Stated goal: Exactly as they appear, output all of the records. Skip any images.

[Figure data in JSON]
§ §

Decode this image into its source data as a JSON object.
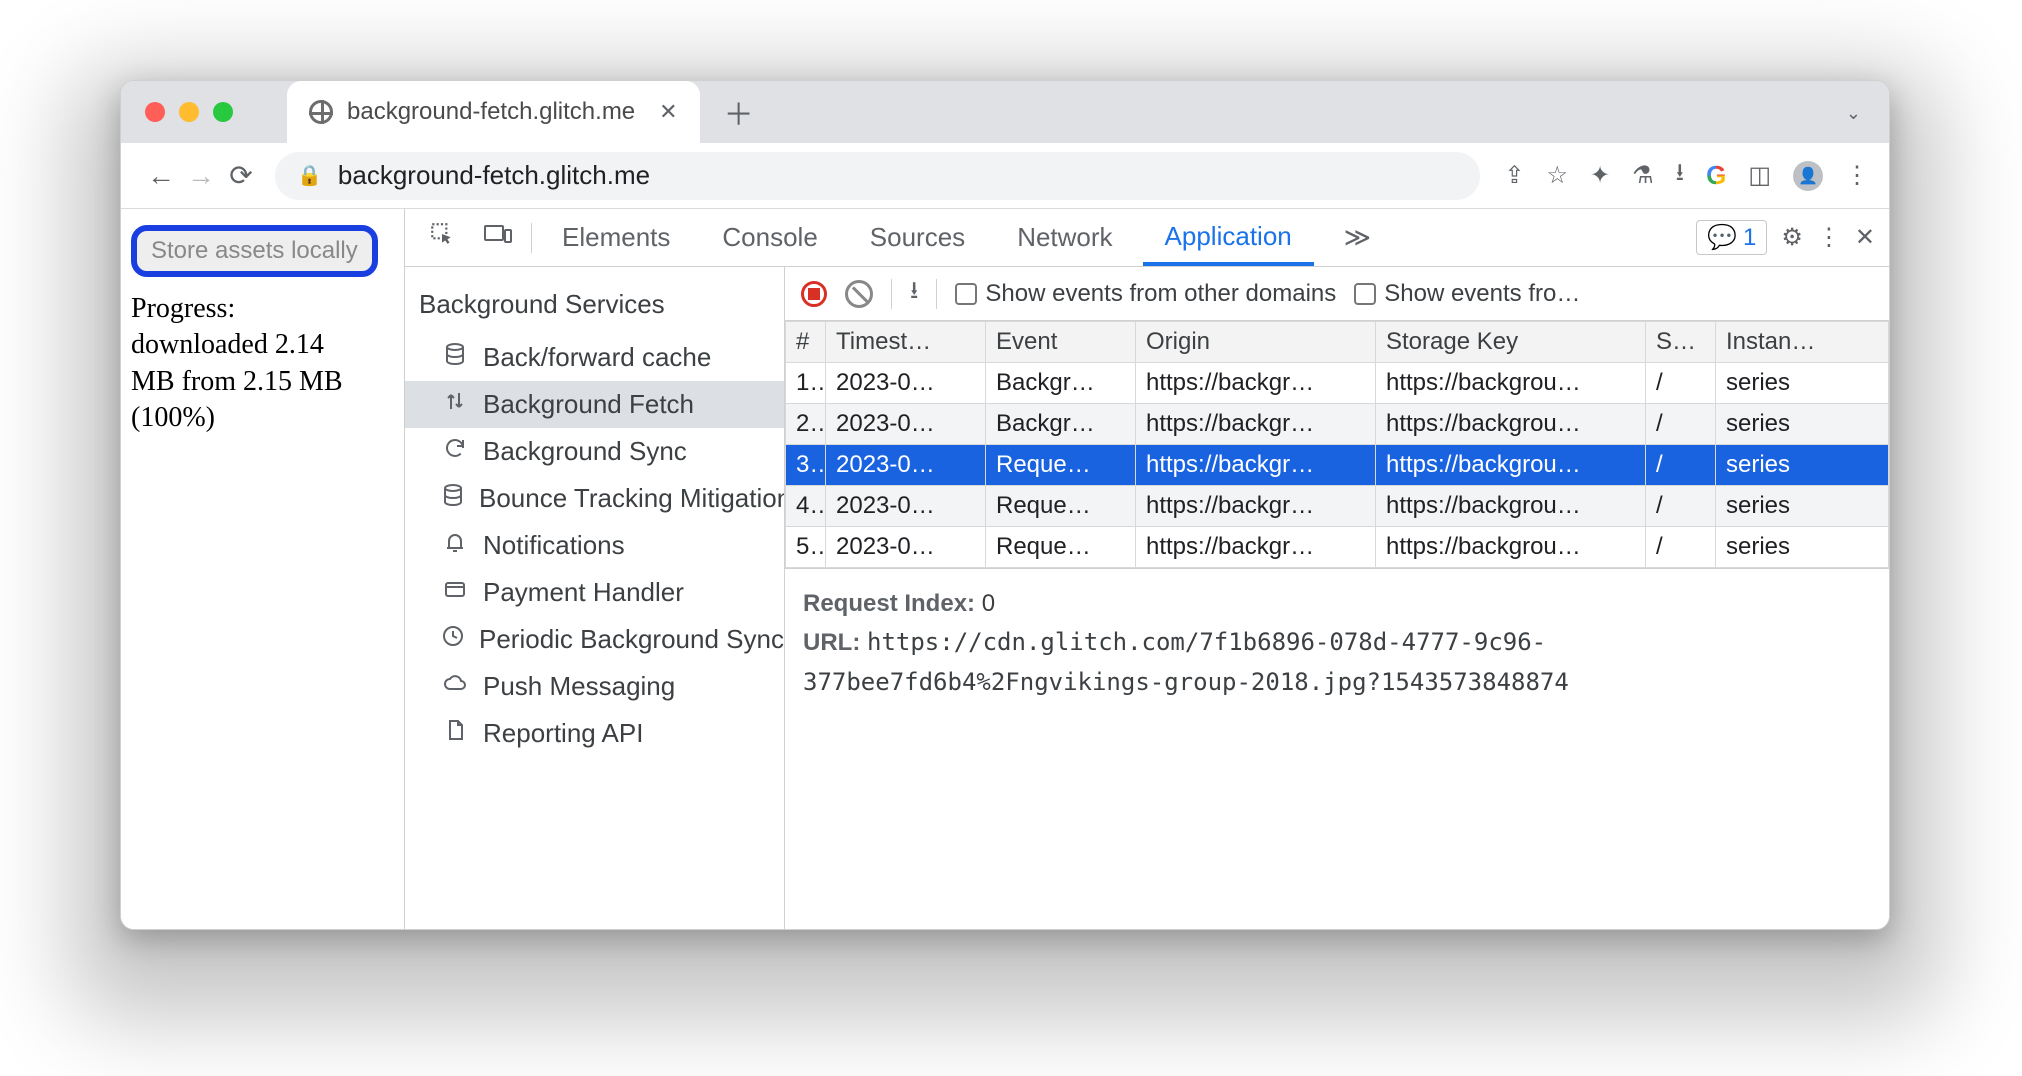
{
  "window": {
    "tab_title": "background-fetch.glitch.me",
    "url_display": "background-fetch.glitch.me"
  },
  "page": {
    "store_button": "Store assets locally",
    "progress_label": "Progress:",
    "progress_line1": "downloaded 2.14",
    "progress_line2": "MB from 2.15 MB",
    "progress_line3": "(100%)"
  },
  "devtools": {
    "tabs": {
      "elements": "Elements",
      "console": "Console",
      "sources": "Sources",
      "network": "Network",
      "application": "Application"
    },
    "more_tabs": "≫",
    "issues_count": "1",
    "sidebar": {
      "heading": "Background Services",
      "items": [
        {
          "icon": "db",
          "label": "Back/forward cache"
        },
        {
          "icon": "updown",
          "label": "Background Fetch",
          "selected": true
        },
        {
          "icon": "sync",
          "label": "Background Sync"
        },
        {
          "icon": "db",
          "label": "Bounce Tracking Mitigation"
        },
        {
          "icon": "bell",
          "label": "Notifications"
        },
        {
          "icon": "card",
          "label": "Payment Handler"
        },
        {
          "icon": "clock",
          "label": "Periodic Background Sync"
        },
        {
          "icon": "cloud",
          "label": "Push Messaging"
        },
        {
          "icon": "doc",
          "label": "Reporting API"
        }
      ]
    },
    "toolbar": {
      "show_other_domains": "Show events from other domains",
      "show_events_truncated": "Show events fro…"
    },
    "table": {
      "headers": {
        "n": "#",
        "timestamp": "Timest…",
        "event": "Event",
        "origin": "Origin",
        "storage_key": "Storage Key",
        "s": "S…",
        "instance": "Instan…"
      },
      "rows": [
        {
          "n": "1.",
          "t": "2023-0…",
          "e": "Backgr…",
          "o": "https://backgr…",
          "k": "https://backgrou…",
          "s": "/",
          "i": "series"
        },
        {
          "n": "2.",
          "t": "2023-0…",
          "e": "Backgr…",
          "o": "https://backgr…",
          "k": "https://backgrou…",
          "s": "/",
          "i": "series"
        },
        {
          "n": "3.",
          "t": "2023-0…",
          "e": "Reque…",
          "o": "https://backgr…",
          "k": "https://backgrou…",
          "s": "/",
          "i": "series",
          "selected": true
        },
        {
          "n": "4.",
          "t": "2023-0…",
          "e": "Reque…",
          "o": "https://backgr…",
          "k": "https://backgrou…",
          "s": "/",
          "i": "series"
        },
        {
          "n": "5.",
          "t": "2023-0…",
          "e": "Reque…",
          "o": "https://backgr…",
          "k": "https://backgrou…",
          "s": "/",
          "i": "series"
        }
      ]
    },
    "detail": {
      "request_index_label": "Request Index:",
      "request_index_value": "0",
      "url_label": "URL:",
      "url_value": "https://cdn.glitch.com/7f1b6896-078d-4777-9c96-377bee7fd6b4%2Fngvikings-group-2018.jpg?1543573848874"
    }
  },
  "colors": {
    "accent": "#1a73e8",
    "selection": "#1a63e0",
    "highlight_border": "#1a3fe0",
    "record": "#d93025"
  }
}
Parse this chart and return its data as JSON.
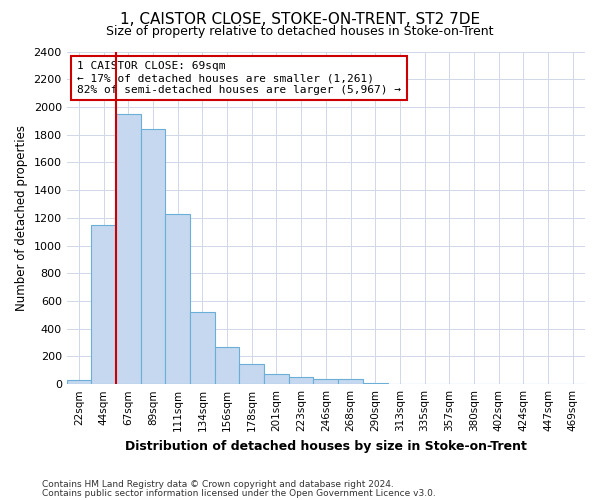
{
  "title": "1, CAISTOR CLOSE, STOKE-ON-TRENT, ST2 7DE",
  "subtitle": "Size of property relative to detached houses in Stoke-on-Trent",
  "xlabel": "Distribution of detached houses by size in Stoke-on-Trent",
  "ylabel": "Number of detached properties",
  "categories": [
    "22sqm",
    "44sqm",
    "67sqm",
    "89sqm",
    "111sqm",
    "134sqm",
    "156sqm",
    "178sqm",
    "201sqm",
    "223sqm",
    "246sqm",
    "268sqm",
    "290sqm",
    "313sqm",
    "335sqm",
    "357sqm",
    "380sqm",
    "402sqm",
    "424sqm",
    "447sqm",
    "469sqm"
  ],
  "values": [
    30,
    1150,
    1950,
    1840,
    1230,
    520,
    270,
    145,
    75,
    50,
    40,
    35,
    5,
    2,
    1,
    1,
    0,
    0,
    0,
    0,
    0
  ],
  "bar_color": "#c5d8f0",
  "bar_edge_color": "#6baed6",
  "annotation_title": "1 CAISTOR CLOSE: 69sqm",
  "annotation_line1": "← 17% of detached houses are smaller (1,261)",
  "annotation_line2": "82% of semi-detached houses are larger (5,967) →",
  "annotation_line_color": "#cc0000",
  "red_line_bar_index": 2,
  "ylim": [
    0,
    2400
  ],
  "yticks": [
    0,
    200,
    400,
    600,
    800,
    1000,
    1200,
    1400,
    1600,
    1800,
    2000,
    2200,
    2400
  ],
  "footnote1": "Contains HM Land Registry data © Crown copyright and database right 2024.",
  "footnote2": "Contains public sector information licensed under the Open Government Licence v3.0.",
  "bg_color": "#ffffff",
  "grid_color": "#d0d8e8"
}
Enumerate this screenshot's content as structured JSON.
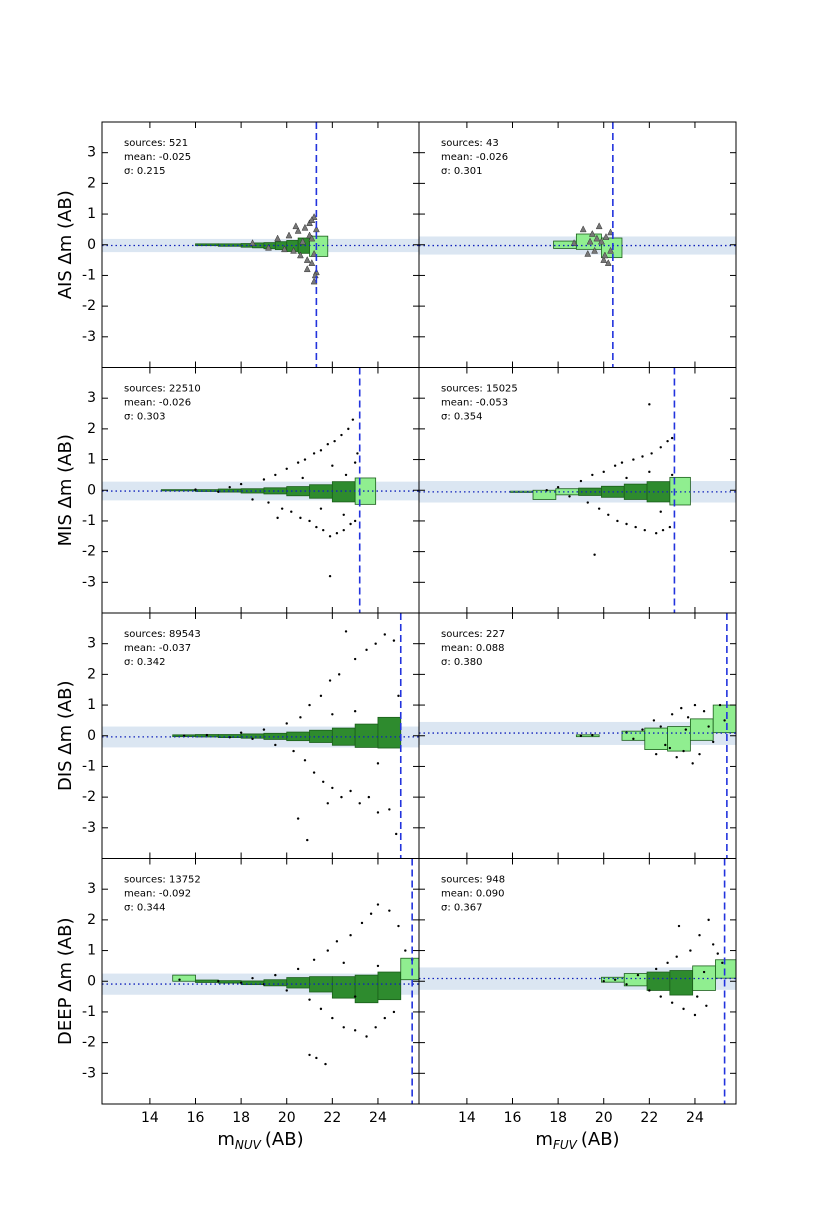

§ §

Full answer:
Decode this image into its source data as a JSON object.
{
  "window": {
    "tab_title": "background-fetch.glitch.me",
    "url_display": "background-fetch.glitch.me"
  },
  "page": {
    "store_button": "Store assets locally",
    "progress_label": "Progress:",
    "progress_line1": "downloaded 2.14",
    "progress_line2": "MB from 2.15 MB",
    "progress_line3": "(100%)"
  },
  "devtools": {
    "tabs": {
      "elements": "Elements",
      "console": "Console",
      "sources": "Sources",
      "network": "Network",
      "application": "Application"
    },
    "more_tabs": "≫",
    "issues_count": "1",
    "sidebar": {
      "heading": "Background Services",
      "items": [
        {
          "icon": "db",
          "label": "Back/forward cache"
        },
        {
          "icon": "updown",
          "label": "Background Fetch",
          "selected": true
        },
        {
          "icon": "sync",
          "label": "Background Sync"
        },
        {
          "icon": "db",
          "label": "Bounce Tracking Mitigation"
        },
        {
          "icon": "bell",
          "label": "Notifications"
        },
        {
          "icon": "card",
          "label": "Payment Handler"
        },
        {
          "icon": "clock",
          "label": "Periodic Background Sync"
        },
        {
          "icon": "cloud",
          "label": "Push Messaging"
        },
        {
          "icon": "doc",
          "label": "Reporting API"
        }
      ]
    },
    "toolbar": {
      "show_other_domains": "Show events from other domains",
      "show_events_truncated": "Show events fro…"
    },
    "table": {
      "headers": {
        "n": "#",
        "timestamp": "Timest…",
        "event": "Event",
        "origin": "Origin",
        "storage_key": "Storage Key",
        "s": "S…",
        "instance": "Instan…"
      },
      "rows": [
        {
          "n": "1.",
          "t": "2023-0…",
          "e": "Backgr…",
          "o": "https://backgr…",
          "k": "https://backgrou…",
          "s": "/",
          "i": "series"
        },
        {
          "n": "2.",
          "t": "2023-0…",
          "e": "Backgr…",
          "o": "https://backgr…",
          "k": "https://backgrou…",
          "s": "/",
          "i": "series"
        },
        {
          "n": "3.",
          "t": "2023-0…",
          "e": "Reque…",
          "o": "https://backgr…",
          "k": "https://backgrou…",
          "s": "/",
          "i": "series",
          "selected": true
        },
        {
          "n": "4.",
          "t": "2023-0…",
          "e": "Reque…",
          "o": "https://backgr…",
          "k": "https://backgrou…",
          "s": "/",
          "i": "series"
        },
        {
          "n": "5.",
          "t": "2023-0…",
          "e": "Reque…",
          "o": "https://backgr…",
          "k": "https://backgrou…",
          "s": "/",
          "i": "series"
        }
      ]
    },
    "detail": {
      "request_index_label": "Request Index:",
      "request_index_value": "0",
      "url_label": "URL:",
      "url_value": "https://cdn.glitch.com/7f1b6896-078d-4777-9c96-377bee7fd6b4%2Fngvikings-group-2018.jpg?1543573848874"
    }
  },
  "colors": {
    "accent": "#1a73e8",
    "selection": "#1a63e0",
    "highlight_border": "#1a3fe0",
    "record": "#d93025"
  }
}
Parse this chart and return its data as JSON.
{
  "title": "1, CAISTOR CLOSE, STOKE-ON-TRENT, ST2 7DE",
  "subtitle": "Size of property relative to detached houses in Stoke-on-Trent",
  "xlabel": "Distribution of detached houses by size in Stoke-on-Trent",
  "ylabel": "Number of detached properties",
  "categories": [
    "22sqm",
    "44sqm",
    "67sqm",
    "89sqm",
    "111sqm",
    "134sqm",
    "156sqm",
    "178sqm",
    "201sqm",
    "223sqm",
    "246sqm",
    "268sqm",
    "290sqm",
    "313sqm",
    "335sqm",
    "357sqm",
    "380sqm",
    "402sqm",
    "424sqm",
    "447sqm",
    "469sqm"
  ],
  "values": [
    30,
    1150,
    1950,
    1840,
    1230,
    520,
    270,
    145,
    75,
    50,
    40,
    35,
    5,
    2,
    1,
    1,
    0,
    0,
    0,
    0,
    0
  ],
  "bar_color": "#c5d8f0",
  "bar_edge_color": "#6baed6",
  "annotation_title": "1 CAISTOR CLOSE: 69sqm",
  "annotation_line1": "← 17% of detached houses are smaller (1,261)",
  "annotation_line2": "82% of semi-detached houses are larger (5,967) →",
  "annotation_line_color": "#cc0000",
  "red_line_bar_index": 2,
  "ylim": [
    0,
    2400
  ],
  "yticks": [
    0,
    200,
    400,
    600,
    800,
    1000,
    1200,
    1400,
    1600,
    1800,
    2000,
    2200,
    2400
  ],
  "footnote1": "Contains HM Land Registry data © Crown copyright and database right 2024.",
  "footnote2": "Contains public sector information licensed under the Open Government Licence v3.0.",
  "bg_color": "#ffffff",
  "grid_color": "#d0d8e8"
}
Enumerate this screenshot's content as structured JSON.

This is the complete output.